Task instructions:
Can you give all the records again without altering a single character?
[BEGIN Data records]
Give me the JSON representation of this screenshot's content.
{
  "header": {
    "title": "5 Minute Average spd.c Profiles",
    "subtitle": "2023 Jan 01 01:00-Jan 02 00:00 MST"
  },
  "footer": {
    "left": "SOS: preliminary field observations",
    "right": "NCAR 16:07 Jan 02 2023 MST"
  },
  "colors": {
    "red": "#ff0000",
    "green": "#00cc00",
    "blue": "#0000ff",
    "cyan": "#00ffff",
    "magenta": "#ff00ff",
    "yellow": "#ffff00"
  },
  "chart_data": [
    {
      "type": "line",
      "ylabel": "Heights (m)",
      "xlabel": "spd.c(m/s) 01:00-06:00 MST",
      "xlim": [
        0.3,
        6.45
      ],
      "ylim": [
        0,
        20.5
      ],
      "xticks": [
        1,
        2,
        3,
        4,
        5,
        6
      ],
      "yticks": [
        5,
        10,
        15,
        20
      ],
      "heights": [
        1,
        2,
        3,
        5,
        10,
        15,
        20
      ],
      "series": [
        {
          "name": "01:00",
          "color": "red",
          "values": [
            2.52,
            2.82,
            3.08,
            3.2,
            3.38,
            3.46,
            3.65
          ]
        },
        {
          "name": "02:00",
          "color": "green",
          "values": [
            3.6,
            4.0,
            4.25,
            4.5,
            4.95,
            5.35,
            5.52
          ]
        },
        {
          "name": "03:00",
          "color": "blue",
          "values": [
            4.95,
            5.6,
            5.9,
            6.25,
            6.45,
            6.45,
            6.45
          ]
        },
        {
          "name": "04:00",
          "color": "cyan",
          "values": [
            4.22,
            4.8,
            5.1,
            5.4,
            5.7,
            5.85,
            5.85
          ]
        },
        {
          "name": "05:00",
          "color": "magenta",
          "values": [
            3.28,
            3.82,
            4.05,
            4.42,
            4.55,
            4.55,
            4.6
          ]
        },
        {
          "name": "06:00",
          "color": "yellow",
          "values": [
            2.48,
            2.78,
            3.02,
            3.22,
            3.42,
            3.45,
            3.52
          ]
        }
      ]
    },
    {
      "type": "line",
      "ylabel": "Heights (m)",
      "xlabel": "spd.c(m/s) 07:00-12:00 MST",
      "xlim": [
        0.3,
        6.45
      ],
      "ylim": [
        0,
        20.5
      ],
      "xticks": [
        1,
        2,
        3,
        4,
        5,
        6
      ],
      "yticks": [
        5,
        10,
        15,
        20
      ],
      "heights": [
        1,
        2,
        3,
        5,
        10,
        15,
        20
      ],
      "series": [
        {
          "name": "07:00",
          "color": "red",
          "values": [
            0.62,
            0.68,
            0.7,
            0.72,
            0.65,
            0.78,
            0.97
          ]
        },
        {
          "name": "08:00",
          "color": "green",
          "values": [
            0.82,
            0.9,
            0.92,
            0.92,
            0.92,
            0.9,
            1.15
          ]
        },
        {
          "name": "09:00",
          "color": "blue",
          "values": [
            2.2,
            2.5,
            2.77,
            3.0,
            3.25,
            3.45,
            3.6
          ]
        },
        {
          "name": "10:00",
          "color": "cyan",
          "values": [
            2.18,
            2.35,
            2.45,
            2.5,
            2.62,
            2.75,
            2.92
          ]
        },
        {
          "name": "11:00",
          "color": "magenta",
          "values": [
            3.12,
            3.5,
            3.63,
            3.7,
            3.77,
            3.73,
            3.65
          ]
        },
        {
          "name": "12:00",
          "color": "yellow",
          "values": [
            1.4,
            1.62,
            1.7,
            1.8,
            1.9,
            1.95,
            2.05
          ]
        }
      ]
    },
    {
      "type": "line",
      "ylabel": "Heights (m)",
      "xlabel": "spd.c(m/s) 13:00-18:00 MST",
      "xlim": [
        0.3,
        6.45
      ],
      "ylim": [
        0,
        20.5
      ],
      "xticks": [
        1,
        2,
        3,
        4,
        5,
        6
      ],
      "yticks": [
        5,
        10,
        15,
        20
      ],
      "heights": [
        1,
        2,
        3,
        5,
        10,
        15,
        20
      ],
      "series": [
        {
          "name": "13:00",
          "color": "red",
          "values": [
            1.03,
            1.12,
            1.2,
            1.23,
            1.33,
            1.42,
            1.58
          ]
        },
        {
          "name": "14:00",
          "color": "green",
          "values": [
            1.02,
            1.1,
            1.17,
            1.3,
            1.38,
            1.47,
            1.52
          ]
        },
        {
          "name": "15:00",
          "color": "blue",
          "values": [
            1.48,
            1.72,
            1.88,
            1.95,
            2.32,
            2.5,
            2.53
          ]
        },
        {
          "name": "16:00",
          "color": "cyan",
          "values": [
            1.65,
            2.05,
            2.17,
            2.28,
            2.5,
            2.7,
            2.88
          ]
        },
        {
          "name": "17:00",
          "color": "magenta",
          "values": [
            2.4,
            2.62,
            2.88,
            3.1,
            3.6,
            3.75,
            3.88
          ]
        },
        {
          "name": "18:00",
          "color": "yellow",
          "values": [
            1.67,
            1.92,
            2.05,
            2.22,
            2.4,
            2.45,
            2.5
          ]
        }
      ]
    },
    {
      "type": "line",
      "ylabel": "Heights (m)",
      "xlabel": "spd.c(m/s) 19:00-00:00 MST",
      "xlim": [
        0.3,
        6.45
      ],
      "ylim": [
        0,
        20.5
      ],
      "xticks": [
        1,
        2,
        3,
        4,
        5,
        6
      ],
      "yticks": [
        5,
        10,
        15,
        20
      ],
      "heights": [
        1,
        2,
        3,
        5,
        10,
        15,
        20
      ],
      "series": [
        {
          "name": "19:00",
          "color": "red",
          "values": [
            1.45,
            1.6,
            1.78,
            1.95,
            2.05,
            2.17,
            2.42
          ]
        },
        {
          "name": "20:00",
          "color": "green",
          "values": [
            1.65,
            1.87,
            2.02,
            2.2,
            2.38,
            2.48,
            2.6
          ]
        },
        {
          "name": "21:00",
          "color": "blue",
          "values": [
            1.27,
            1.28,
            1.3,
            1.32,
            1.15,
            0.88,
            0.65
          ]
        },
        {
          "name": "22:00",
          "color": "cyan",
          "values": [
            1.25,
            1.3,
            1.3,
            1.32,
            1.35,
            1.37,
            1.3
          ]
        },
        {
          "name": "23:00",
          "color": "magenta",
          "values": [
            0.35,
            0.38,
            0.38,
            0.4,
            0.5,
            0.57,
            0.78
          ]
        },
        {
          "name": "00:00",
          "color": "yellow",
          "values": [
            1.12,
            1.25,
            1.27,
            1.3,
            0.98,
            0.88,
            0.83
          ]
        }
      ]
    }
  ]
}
[END Data records]
Answer to the task:
Give me the JSON representation of this screenshot's content.
{
  "header": {
    "title": "5 Minute Average spd.c Profiles",
    "subtitle": "2023 Jan 01 01:00-Jan 02 00:00 MST"
  },
  "footer": {
    "left": "SOS: preliminary field observations",
    "right": "NCAR 16:07 Jan 02 2023 MST"
  },
  "colors": {
    "red": "#ff0000",
    "green": "#00cc00",
    "blue": "#0000ff",
    "cyan": "#00ffff",
    "magenta": "#ff00ff",
    "yellow": "#ffff00"
  },
  "chart_data": [
    {
      "type": "line",
      "ylabel": "Heights (m)",
      "xlabel": "spd.c(m/s) 01:00-06:00 MST",
      "xlim": [
        0.3,
        6.45
      ],
      "ylim": [
        0,
        20.5
      ],
      "xticks": [
        1,
        2,
        3,
        4,
        5,
        6
      ],
      "yticks": [
        5,
        10,
        15,
        20
      ],
      "heights": [
        1,
        2,
        3,
        5,
        10,
        15,
        20
      ],
      "series": [
        {
          "name": "01:00",
          "color": "red",
          "values": [
            2.52,
            2.82,
            3.08,
            3.2,
            3.38,
            3.46,
            3.65
          ]
        },
        {
          "name": "02:00",
          "color": "green",
          "values": [
            3.6,
            4.0,
            4.25,
            4.5,
            4.95,
            5.35,
            5.52
          ]
        },
        {
          "name": "03:00",
          "color": "blue",
          "values": [
            4.95,
            5.6,
            5.9,
            6.25,
            6.45,
            6.45,
            6.45
          ]
        },
        {
          "name": "04:00",
          "color": "cyan",
          "values": [
            4.22,
            4.8,
            5.1,
            5.4,
            5.7,
            5.85,
            5.85
          ]
        },
        {
          "name": "05:00",
          "color": "magenta",
          "values": [
            3.28,
            3.82,
            4.05,
            4.42,
            4.55,
            4.55,
            4.6
          ]
        },
        {
          "name": "06:00",
          "color": "yellow",
          "values": [
            2.48,
            2.78,
            3.02,
            3.22,
            3.42,
            3.45,
            3.52
          ]
        }
      ]
    },
    {
      "type": "line",
      "ylabel": "Heights (m)",
      "xlabel": "spd.c(m/s) 07:00-12:00 MST",
      "xlim": [
        0.3,
        6.45
      ],
      "ylim": [
        0,
        20.5
      ],
      "xticks": [
        1,
        2,
        3,
        4,
        5,
        6
      ],
      "yticks": [
        5,
        10,
        15,
        20
      ],
      "heights": [
        1,
        2,
        3,
        5,
        10,
        15,
        20
      ],
      "series": [
        {
          "name": "07:00",
          "color": "red",
          "values": [
            0.62,
            0.68,
            0.7,
            0.72,
            0.65,
            0.78,
            0.97
          ]
        },
        {
          "name": "08:00",
          "color": "green",
          "values": [
            0.82,
            0.9,
            0.92,
            0.92,
            0.92,
            0.9,
            1.15
          ]
        },
        {
          "name": "09:00",
          "color": "blue",
          "values": [
            2.2,
            2.5,
            2.77,
            3.0,
            3.25,
            3.45,
            3.6
          ]
        },
        {
          "name": "10:00",
          "color": "cyan",
          "values": [
            2.18,
            2.35,
            2.45,
            2.5,
            2.62,
            2.75,
            2.92
          ]
        },
        {
          "name": "11:00",
          "color": "magenta",
          "values": [
            3.12,
            3.5,
            3.63,
            3.7,
            3.77,
            3.73,
            3.65
          ]
        },
        {
          "name": "12:00",
          "color": "yellow",
          "values": [
            1.4,
            1.62,
            1.7,
            1.8,
            1.9,
            1.95,
            2.05
          ]
        }
      ]
    },
    {
      "type": "line",
      "ylabel": "Heights (m)",
      "xlabel": "spd.c(m/s) 13:00-18:00 MST",
      "xlim": [
        0.3,
        6.45
      ],
      "ylim": [
        0,
        20.5
      ],
      "xticks": [
        1,
        2,
        3,
        4,
        5,
        6
      ],
      "yticks": [
        5,
        10,
        15,
        20
      ],
      "heights": [
        1,
        2,
        3,
        5,
        10,
        15,
        20
      ],
      "series": [
        {
          "name": "13:00",
          "color": "red",
          "values": [
            1.03,
            1.12,
            1.2,
            1.23,
            1.33,
            1.42,
            1.58
          ]
        },
        {
          "name": "14:00",
          "color": "green",
          "values": [
            1.02,
            1.1,
            1.17,
            1.3,
            1.38,
            1.47,
            1.52
          ]
        },
        {
          "name": "15:00",
          "color": "blue",
          "values": [
            1.48,
            1.72,
            1.88,
            1.95,
            2.32,
            2.5,
            2.53
          ]
        },
        {
          "name": "16:00",
          "color": "cyan",
          "values": [
            1.65,
            2.05,
            2.17,
            2.28,
            2.5,
            2.7,
            2.88
          ]
        },
        {
          "name": "17:00",
          "color": "magenta",
          "values": [
            2.4,
            2.62,
            2.88,
            3.1,
            3.6,
            3.75,
            3.88
          ]
        },
        {
          "name": "18:00",
          "color": "yellow",
          "values": [
            1.67,
            1.92,
            2.05,
            2.22,
            2.4,
            2.45,
            2.5
          ]
        }
      ]
    },
    {
      "type": "line",
      "ylabel": "Heights (m)",
      "xlabel": "spd.c(m/s) 19:00-00:00 MST",
      "xlim": [
        0.3,
        6.45
      ],
      "ylim": [
        0,
        20.5
      ],
      "xticks": [
        1,
        2,
        3,
        4,
        5,
        6
      ],
      "yticks": [
        5,
        10,
        15,
        20
      ],
      "heights": [
        1,
        2,
        3,
        5,
        10,
        15,
        20
      ],
      "series": [
        {
          "name": "19:00",
          "color": "red",
          "values": [
            1.45,
            1.6,
            1.78,
            1.95,
            2.05,
            2.17,
            2.42
          ]
        },
        {
          "name": "20:00",
          "color": "green",
          "values": [
            1.65,
            1.87,
            2.02,
            2.2,
            2.38,
            2.48,
            2.6
          ]
        },
        {
          "name": "21:00",
          "color": "blue",
          "values": [
            1.27,
            1.28,
            1.3,
            1.32,
            1.15,
            0.88,
            0.65
          ]
        },
        {
          "name": "22:00",
          "color": "cyan",
          "values": [
            1.25,
            1.3,
            1.3,
            1.32,
            1.35,
            1.37,
            1.3
          ]
        },
        {
          "name": "23:00",
          "color": "magenta",
          "values": [
            0.35,
            0.38,
            0.38,
            0.4,
            0.5,
            0.57,
            0.78
          ]
        },
        {
          "name": "00:00",
          "color": "yellow",
          "values": [
            1.12,
            1.25,
            1.27,
            1.3,
            0.98,
            0.88,
            0.83
          ]
        }
      ]
    }
  ]
}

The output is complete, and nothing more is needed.